§ **TASK DESCRIPTION**
How many lines in the listing below include the word "screenshot"? Reply with the count alone.

(Collected data entries)
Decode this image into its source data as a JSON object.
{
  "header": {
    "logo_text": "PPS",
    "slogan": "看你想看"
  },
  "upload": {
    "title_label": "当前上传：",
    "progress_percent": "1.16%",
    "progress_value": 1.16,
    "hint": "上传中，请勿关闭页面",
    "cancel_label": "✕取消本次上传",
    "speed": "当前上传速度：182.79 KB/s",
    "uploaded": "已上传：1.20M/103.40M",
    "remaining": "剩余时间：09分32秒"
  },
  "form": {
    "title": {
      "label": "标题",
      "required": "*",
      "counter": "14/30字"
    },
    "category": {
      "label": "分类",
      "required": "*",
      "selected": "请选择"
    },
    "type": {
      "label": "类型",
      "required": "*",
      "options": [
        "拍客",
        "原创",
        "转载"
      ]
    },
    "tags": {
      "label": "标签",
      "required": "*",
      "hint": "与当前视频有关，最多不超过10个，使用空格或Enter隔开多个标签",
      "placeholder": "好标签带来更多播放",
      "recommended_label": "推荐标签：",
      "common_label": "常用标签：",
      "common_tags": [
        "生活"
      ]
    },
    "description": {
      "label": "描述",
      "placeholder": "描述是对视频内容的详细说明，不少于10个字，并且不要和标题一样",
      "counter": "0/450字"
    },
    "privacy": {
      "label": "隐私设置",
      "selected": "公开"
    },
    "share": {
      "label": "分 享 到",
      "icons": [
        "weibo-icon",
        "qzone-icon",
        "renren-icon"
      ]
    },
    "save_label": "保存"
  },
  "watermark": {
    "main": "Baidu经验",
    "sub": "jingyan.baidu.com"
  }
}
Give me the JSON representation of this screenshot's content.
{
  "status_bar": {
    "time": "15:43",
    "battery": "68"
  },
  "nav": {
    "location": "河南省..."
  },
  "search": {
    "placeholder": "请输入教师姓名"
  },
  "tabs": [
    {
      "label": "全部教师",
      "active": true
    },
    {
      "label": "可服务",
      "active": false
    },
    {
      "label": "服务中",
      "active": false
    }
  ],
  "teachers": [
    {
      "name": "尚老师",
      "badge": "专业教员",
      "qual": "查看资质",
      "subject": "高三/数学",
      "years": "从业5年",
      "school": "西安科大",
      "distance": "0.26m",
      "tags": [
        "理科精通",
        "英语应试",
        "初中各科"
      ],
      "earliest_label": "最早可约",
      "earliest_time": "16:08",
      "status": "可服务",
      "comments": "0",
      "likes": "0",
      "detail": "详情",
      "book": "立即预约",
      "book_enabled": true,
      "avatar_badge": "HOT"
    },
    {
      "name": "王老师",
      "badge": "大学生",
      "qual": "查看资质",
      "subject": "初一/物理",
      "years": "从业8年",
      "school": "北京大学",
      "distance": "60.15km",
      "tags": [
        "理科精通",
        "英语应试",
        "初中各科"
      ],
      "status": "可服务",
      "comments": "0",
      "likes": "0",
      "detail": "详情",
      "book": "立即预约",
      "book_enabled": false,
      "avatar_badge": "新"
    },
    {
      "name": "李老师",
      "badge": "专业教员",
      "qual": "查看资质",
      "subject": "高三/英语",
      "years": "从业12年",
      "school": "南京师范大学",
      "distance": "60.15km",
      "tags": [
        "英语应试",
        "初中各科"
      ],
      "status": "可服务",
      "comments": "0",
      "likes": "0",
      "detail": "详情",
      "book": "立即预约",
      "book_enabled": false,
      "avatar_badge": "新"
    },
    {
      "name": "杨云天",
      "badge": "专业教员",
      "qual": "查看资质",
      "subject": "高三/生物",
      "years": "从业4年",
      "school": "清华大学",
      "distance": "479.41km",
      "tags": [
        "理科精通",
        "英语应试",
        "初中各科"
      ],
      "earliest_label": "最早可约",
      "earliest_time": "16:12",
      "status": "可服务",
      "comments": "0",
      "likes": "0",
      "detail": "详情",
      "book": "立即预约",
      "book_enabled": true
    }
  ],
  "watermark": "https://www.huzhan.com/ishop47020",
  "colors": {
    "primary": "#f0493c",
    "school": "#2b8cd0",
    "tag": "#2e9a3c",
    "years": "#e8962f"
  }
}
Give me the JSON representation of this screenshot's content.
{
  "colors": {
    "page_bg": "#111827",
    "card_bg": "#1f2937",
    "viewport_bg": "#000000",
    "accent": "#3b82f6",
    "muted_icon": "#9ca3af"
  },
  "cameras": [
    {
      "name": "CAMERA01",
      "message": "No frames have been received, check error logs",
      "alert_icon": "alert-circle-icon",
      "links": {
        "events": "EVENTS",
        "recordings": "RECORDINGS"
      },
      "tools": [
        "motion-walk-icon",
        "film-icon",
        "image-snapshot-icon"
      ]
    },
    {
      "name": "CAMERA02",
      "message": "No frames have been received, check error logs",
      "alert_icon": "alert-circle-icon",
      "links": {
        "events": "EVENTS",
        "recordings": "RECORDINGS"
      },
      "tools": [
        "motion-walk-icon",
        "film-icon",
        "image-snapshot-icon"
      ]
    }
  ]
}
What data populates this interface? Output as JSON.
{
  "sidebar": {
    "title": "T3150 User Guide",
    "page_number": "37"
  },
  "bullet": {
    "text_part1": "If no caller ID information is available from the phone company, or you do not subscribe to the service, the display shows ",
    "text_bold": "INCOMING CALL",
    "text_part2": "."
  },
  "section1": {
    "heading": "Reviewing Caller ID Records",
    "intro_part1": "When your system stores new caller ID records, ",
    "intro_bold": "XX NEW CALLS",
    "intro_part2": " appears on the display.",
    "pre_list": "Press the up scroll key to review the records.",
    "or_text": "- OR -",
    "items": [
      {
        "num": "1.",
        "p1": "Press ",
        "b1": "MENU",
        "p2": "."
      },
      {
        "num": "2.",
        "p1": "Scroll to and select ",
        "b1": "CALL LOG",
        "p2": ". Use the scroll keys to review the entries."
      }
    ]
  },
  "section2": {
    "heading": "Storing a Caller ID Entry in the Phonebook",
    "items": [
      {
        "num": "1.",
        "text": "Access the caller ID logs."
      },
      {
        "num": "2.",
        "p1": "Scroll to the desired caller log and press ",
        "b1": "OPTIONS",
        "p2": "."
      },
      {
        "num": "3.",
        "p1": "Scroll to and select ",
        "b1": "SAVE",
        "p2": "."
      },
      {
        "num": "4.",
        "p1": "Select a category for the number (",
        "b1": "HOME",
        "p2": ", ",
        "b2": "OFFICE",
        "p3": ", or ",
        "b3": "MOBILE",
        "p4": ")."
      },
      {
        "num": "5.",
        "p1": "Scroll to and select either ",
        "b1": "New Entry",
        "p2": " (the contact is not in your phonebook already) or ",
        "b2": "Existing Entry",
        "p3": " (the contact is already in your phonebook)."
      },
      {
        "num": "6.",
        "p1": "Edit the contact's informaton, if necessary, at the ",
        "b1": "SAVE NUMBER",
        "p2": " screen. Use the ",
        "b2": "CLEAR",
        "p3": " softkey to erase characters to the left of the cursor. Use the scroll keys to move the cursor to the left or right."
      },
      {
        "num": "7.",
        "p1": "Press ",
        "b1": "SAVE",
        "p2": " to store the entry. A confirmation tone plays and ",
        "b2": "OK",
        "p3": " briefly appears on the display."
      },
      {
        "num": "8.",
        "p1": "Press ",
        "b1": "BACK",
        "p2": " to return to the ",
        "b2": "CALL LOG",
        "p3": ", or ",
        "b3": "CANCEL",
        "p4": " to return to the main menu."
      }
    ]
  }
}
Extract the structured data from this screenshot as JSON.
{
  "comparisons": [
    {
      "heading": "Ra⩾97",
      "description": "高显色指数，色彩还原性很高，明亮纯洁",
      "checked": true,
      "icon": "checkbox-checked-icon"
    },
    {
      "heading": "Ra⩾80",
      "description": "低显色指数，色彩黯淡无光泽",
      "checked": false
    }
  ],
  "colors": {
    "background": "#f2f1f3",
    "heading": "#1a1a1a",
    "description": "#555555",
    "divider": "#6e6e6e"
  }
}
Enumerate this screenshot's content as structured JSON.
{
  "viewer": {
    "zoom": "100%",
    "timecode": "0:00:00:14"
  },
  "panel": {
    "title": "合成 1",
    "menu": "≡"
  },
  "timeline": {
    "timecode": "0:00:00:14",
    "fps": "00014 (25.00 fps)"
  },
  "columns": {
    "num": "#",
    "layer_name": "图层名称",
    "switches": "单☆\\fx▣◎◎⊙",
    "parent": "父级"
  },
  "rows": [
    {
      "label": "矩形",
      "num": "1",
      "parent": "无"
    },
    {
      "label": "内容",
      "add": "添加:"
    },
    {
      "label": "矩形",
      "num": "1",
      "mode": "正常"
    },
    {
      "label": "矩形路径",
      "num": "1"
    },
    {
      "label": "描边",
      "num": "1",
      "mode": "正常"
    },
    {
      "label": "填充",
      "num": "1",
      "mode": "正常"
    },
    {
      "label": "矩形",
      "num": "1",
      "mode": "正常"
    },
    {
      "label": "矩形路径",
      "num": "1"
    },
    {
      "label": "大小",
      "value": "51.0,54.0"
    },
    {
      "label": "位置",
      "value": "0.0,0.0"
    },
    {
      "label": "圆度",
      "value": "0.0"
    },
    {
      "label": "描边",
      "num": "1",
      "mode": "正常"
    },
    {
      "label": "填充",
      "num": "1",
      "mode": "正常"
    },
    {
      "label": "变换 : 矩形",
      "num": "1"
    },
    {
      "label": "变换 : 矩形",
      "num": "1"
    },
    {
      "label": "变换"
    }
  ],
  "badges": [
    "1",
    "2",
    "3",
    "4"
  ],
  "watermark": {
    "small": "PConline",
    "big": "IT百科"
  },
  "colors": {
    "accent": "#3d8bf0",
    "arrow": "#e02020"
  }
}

§ **FULL ANSWER**
4